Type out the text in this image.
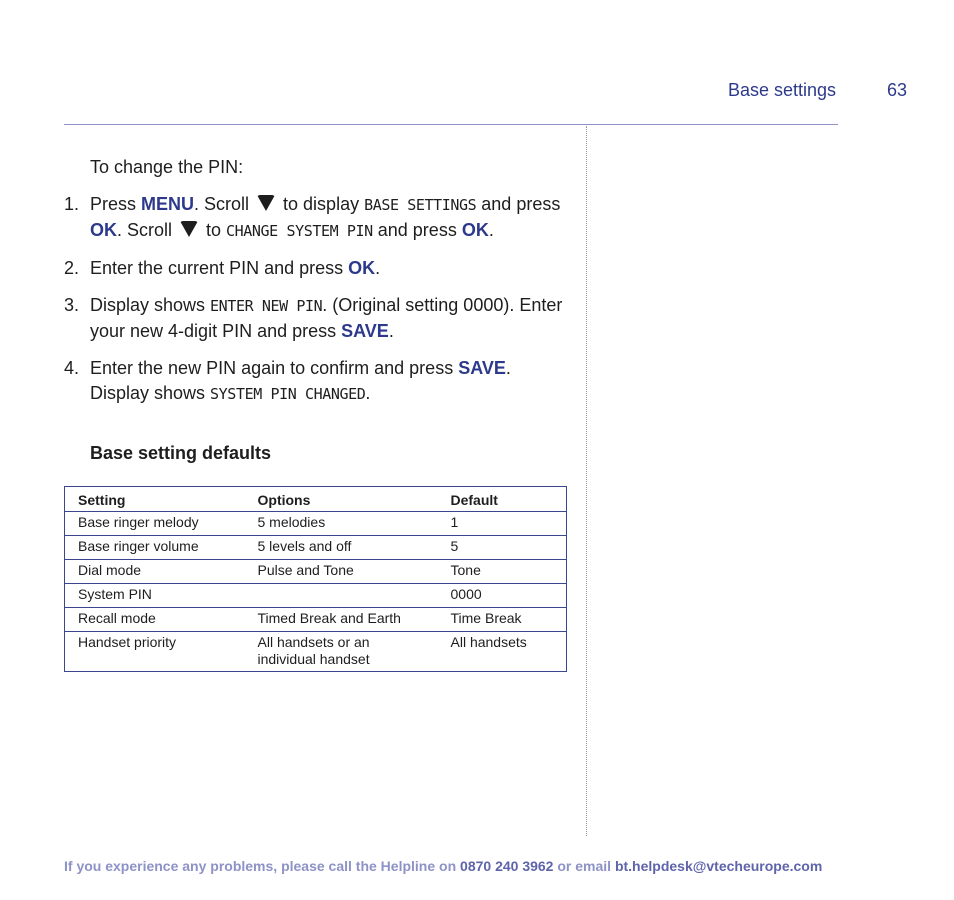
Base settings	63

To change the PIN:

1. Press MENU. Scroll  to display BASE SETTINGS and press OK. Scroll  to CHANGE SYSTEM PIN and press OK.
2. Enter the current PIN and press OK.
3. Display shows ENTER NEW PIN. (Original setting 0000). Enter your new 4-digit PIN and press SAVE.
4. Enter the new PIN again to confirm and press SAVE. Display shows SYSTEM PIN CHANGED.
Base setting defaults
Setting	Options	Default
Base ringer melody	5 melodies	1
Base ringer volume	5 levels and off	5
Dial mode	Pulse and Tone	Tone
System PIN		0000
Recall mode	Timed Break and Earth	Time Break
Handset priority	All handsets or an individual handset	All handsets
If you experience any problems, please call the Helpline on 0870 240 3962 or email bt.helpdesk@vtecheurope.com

● OBJECTIVE
Give every line above again exactly, with no pictures.

● ANSWER TO THE EXERCISE
Type out the text in this image.
Base settings	63

To change the PIN:

1. Press MENU. Scroll  to display BASE SETTINGS and press OK. Scroll  to CHANGE SYSTEM PIN and press OK.
2. Enter the current PIN and press OK.
3. Display shows ENTER NEW PIN. (Original setting 0000). Enter your new 4-digit PIN and press SAVE.
4. Enter the new PIN again to confirm and press SAVE. Display shows SYSTEM PIN CHANGED.
Base setting defaults
Setting	Options	Default
Base ringer melody	5 melodies	1
Base ringer volume	5 levels and off	5
Dial mode	Pulse and Tone	Tone
System PIN		0000
Recall mode	Timed Break and Earth	Time Break
Handset priority	All handsets or an individual handset	All handsets
If you experience any problems, please call the Helpline on 0870 240 3962 or email bt.helpdesk@vtecheurope.com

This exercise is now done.